------ THE INPUT ------
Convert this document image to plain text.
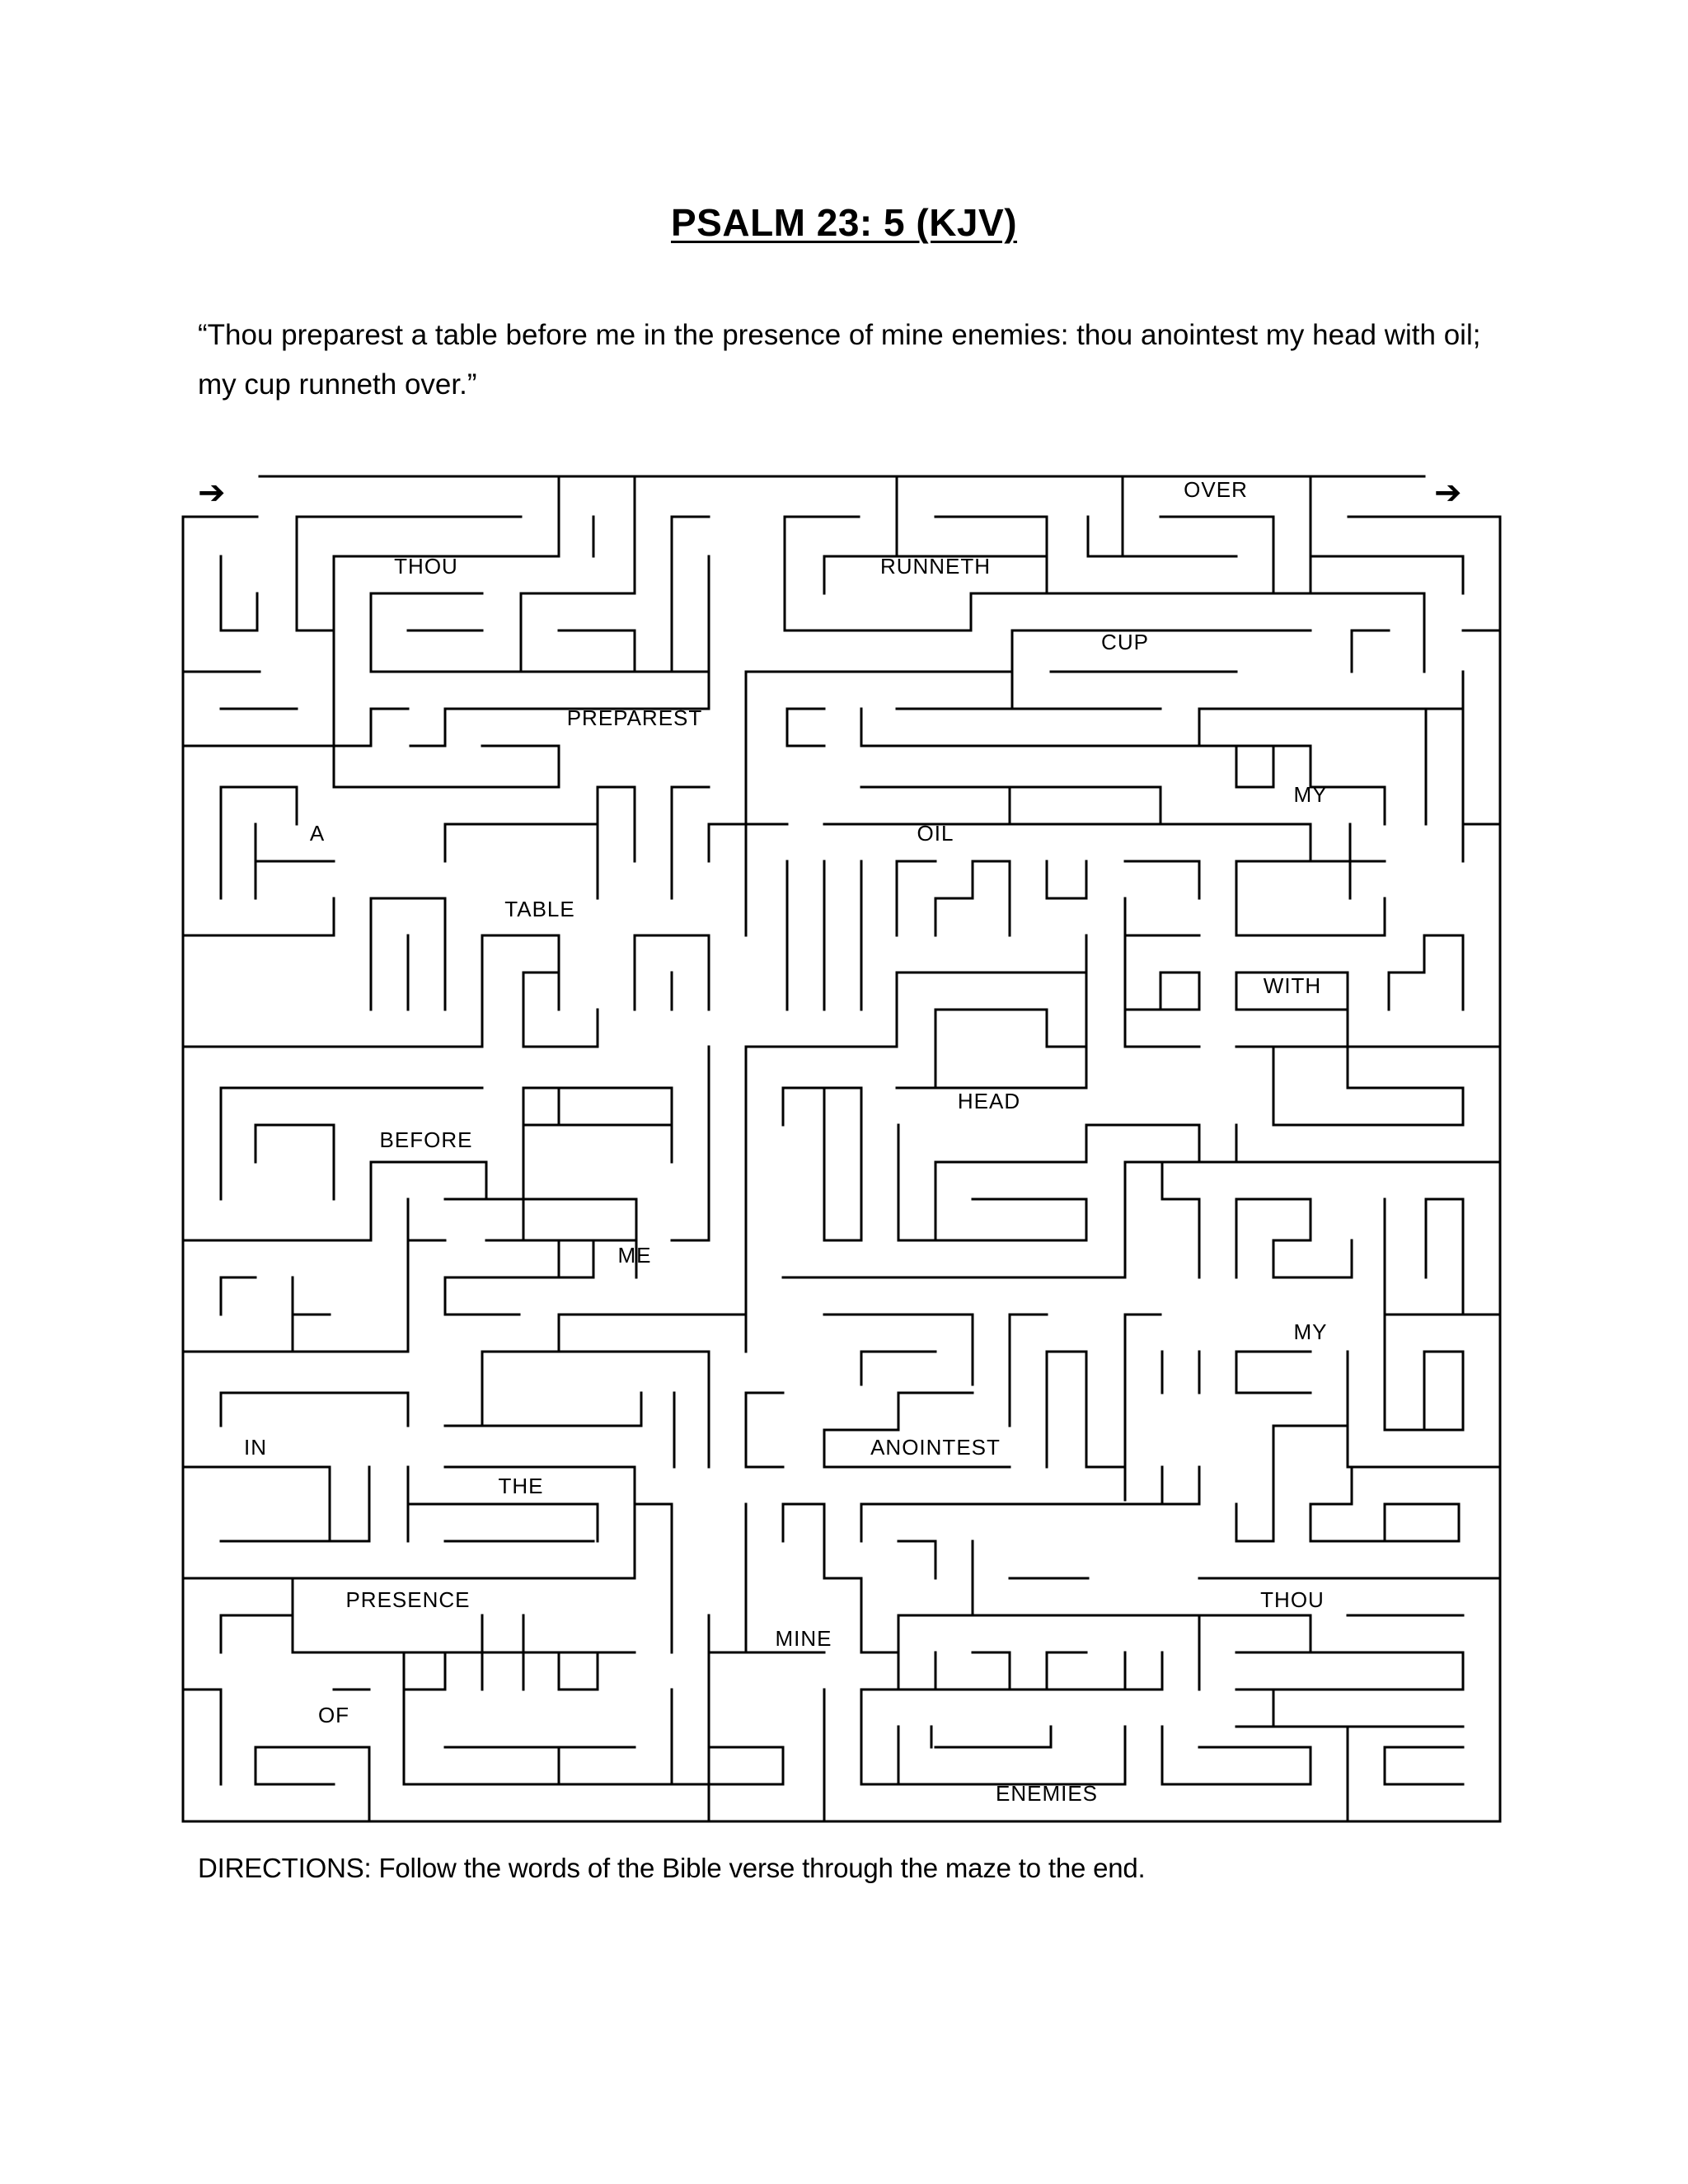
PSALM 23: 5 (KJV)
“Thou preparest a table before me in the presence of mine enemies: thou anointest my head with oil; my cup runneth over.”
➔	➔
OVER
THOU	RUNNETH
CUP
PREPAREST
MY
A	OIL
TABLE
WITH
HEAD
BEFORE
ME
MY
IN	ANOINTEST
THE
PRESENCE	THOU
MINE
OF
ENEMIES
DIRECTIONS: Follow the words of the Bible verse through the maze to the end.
------
------ THE INPUT ------
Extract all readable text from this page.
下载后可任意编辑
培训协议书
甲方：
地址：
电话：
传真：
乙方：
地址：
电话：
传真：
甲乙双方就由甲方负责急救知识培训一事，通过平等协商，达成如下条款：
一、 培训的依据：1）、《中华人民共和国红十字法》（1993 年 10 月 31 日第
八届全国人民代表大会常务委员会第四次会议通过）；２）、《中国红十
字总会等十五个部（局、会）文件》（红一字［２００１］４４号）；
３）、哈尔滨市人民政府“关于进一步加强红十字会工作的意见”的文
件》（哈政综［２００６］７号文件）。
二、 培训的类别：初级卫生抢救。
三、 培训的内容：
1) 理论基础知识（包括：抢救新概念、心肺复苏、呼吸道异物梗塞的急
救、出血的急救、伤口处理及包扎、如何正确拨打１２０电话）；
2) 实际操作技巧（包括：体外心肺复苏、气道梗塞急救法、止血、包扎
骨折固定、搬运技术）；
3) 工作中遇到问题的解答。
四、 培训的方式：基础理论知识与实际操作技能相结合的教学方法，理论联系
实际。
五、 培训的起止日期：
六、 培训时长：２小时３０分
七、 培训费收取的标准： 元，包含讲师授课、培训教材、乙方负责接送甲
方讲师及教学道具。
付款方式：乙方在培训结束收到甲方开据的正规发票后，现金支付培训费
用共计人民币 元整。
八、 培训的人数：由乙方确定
------
Where does the word "this" appear in the listing? List each line that holds it.

Convert this document image to plain text.
Extract all readable text from this page.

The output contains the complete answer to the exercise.